**GIVEN INSTRUCTION:**
Give the total number of lines with the word "answer" in them, and no other words.

**DATASET:**
----------

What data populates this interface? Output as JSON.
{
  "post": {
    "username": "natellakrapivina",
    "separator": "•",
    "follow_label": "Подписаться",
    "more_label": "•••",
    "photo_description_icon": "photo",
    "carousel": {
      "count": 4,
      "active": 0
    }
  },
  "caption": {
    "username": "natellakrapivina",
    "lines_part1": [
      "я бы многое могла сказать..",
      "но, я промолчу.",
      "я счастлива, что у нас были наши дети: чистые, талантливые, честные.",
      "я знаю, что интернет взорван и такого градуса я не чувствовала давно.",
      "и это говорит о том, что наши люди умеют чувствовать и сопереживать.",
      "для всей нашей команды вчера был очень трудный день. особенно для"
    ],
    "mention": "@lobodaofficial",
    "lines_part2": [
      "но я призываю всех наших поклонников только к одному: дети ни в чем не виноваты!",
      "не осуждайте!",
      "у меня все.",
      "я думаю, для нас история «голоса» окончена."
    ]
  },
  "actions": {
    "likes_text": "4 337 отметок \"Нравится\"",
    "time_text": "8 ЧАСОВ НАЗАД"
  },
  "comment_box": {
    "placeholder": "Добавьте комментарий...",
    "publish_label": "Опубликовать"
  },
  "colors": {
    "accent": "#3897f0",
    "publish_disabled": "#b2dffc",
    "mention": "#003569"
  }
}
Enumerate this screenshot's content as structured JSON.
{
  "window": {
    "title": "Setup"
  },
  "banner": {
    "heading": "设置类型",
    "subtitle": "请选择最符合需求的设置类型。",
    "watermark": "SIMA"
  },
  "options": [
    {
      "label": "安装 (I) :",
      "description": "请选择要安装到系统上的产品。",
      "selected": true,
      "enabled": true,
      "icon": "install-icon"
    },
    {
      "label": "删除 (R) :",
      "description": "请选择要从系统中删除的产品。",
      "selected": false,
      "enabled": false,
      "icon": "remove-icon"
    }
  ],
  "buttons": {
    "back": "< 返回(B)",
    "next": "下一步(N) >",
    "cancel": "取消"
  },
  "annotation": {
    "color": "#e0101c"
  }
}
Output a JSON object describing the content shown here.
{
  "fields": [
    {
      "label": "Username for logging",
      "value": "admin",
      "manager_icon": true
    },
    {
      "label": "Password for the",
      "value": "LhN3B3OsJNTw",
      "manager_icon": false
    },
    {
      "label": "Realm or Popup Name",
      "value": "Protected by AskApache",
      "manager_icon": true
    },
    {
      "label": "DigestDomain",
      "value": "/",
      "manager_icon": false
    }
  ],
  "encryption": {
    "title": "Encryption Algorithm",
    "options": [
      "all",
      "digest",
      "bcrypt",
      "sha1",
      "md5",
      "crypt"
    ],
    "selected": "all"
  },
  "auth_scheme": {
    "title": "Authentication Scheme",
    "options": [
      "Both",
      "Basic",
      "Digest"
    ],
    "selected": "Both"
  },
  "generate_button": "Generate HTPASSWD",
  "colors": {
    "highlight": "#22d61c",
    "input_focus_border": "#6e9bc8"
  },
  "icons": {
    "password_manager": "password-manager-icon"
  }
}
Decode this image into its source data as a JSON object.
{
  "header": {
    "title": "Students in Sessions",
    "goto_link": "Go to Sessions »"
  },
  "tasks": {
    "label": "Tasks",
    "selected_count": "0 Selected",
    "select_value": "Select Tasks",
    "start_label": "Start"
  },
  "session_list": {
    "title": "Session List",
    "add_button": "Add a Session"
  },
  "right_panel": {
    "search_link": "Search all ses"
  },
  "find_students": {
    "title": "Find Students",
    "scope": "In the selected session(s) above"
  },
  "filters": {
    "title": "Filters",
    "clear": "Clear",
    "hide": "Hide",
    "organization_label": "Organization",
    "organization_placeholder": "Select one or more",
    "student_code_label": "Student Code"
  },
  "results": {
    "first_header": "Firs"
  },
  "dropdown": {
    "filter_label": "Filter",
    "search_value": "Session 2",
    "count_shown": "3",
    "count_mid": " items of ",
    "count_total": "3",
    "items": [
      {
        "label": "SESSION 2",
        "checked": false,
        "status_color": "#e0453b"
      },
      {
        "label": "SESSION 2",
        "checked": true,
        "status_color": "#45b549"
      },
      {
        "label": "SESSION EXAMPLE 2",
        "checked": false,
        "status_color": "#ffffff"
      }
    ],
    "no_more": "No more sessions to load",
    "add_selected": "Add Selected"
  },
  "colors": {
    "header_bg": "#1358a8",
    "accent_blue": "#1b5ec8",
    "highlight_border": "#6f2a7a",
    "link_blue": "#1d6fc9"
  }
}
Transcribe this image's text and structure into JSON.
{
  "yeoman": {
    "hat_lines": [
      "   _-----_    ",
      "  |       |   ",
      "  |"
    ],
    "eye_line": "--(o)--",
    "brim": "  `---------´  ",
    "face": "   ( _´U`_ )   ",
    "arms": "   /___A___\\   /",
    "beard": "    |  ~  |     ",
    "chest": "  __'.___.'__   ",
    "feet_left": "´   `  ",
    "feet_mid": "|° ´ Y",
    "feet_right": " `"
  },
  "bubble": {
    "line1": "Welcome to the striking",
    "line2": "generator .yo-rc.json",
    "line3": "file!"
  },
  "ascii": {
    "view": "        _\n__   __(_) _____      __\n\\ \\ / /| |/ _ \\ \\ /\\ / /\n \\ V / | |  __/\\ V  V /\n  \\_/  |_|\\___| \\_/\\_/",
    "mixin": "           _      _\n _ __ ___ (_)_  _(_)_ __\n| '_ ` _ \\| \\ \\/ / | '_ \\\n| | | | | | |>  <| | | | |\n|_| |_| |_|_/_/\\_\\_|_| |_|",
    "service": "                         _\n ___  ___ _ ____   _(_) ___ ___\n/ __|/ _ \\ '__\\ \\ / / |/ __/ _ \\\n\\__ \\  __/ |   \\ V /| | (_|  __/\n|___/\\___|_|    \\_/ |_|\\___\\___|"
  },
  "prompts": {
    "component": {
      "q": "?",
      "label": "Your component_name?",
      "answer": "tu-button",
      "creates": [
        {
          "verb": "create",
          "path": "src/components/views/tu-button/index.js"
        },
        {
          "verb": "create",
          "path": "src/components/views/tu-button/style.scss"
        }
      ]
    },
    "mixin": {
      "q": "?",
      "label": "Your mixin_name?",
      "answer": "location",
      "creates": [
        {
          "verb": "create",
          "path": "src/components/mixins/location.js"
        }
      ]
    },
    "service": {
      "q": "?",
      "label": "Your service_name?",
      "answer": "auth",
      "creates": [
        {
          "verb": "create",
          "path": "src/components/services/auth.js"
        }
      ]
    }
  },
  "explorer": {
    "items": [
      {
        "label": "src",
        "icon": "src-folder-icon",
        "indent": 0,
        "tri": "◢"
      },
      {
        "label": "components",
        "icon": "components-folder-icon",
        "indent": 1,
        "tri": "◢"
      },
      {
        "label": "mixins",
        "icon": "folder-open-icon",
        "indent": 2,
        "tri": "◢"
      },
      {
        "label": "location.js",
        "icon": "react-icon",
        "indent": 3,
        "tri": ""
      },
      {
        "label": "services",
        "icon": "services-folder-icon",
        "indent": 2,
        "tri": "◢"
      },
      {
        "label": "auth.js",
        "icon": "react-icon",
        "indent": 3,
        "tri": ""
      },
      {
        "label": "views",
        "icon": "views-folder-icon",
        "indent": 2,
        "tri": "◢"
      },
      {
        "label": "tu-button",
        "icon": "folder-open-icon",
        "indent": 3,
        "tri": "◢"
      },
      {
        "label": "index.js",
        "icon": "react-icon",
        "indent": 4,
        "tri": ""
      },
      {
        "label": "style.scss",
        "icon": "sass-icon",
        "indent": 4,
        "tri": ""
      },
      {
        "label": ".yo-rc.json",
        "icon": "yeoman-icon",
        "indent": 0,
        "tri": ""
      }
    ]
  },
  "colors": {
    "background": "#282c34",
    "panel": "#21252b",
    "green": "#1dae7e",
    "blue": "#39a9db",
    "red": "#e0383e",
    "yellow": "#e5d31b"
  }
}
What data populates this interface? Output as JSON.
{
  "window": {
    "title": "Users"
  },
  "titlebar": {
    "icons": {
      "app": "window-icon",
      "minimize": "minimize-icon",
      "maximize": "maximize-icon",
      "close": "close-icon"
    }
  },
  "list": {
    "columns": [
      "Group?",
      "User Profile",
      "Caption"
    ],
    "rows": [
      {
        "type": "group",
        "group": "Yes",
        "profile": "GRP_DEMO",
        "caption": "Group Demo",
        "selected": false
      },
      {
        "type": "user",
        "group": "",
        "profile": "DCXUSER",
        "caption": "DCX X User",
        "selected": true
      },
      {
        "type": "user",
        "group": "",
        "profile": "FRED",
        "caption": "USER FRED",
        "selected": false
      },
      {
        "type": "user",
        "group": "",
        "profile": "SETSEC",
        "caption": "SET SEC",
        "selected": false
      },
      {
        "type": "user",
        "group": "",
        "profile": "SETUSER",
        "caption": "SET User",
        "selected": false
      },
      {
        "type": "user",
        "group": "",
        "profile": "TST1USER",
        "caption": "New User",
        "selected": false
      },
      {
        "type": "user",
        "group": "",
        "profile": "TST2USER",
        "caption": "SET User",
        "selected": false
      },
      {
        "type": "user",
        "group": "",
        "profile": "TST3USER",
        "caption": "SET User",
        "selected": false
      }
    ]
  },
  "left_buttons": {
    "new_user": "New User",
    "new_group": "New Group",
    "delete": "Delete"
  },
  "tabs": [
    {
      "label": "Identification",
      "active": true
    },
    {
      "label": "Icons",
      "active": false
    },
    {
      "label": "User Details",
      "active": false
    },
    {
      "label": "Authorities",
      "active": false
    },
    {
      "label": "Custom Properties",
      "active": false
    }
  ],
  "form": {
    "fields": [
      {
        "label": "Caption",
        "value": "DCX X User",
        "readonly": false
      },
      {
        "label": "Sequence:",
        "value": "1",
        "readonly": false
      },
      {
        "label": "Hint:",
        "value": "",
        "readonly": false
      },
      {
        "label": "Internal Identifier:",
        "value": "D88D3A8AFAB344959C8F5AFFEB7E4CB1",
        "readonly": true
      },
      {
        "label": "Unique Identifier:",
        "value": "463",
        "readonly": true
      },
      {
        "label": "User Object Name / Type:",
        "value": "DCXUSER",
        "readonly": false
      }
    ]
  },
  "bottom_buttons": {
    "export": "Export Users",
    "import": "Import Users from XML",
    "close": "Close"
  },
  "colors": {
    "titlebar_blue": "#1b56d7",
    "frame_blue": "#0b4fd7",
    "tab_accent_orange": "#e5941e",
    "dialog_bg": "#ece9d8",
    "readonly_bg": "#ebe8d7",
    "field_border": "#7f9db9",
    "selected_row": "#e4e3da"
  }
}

----------

**REPLY TO THE EXERCISE:**
3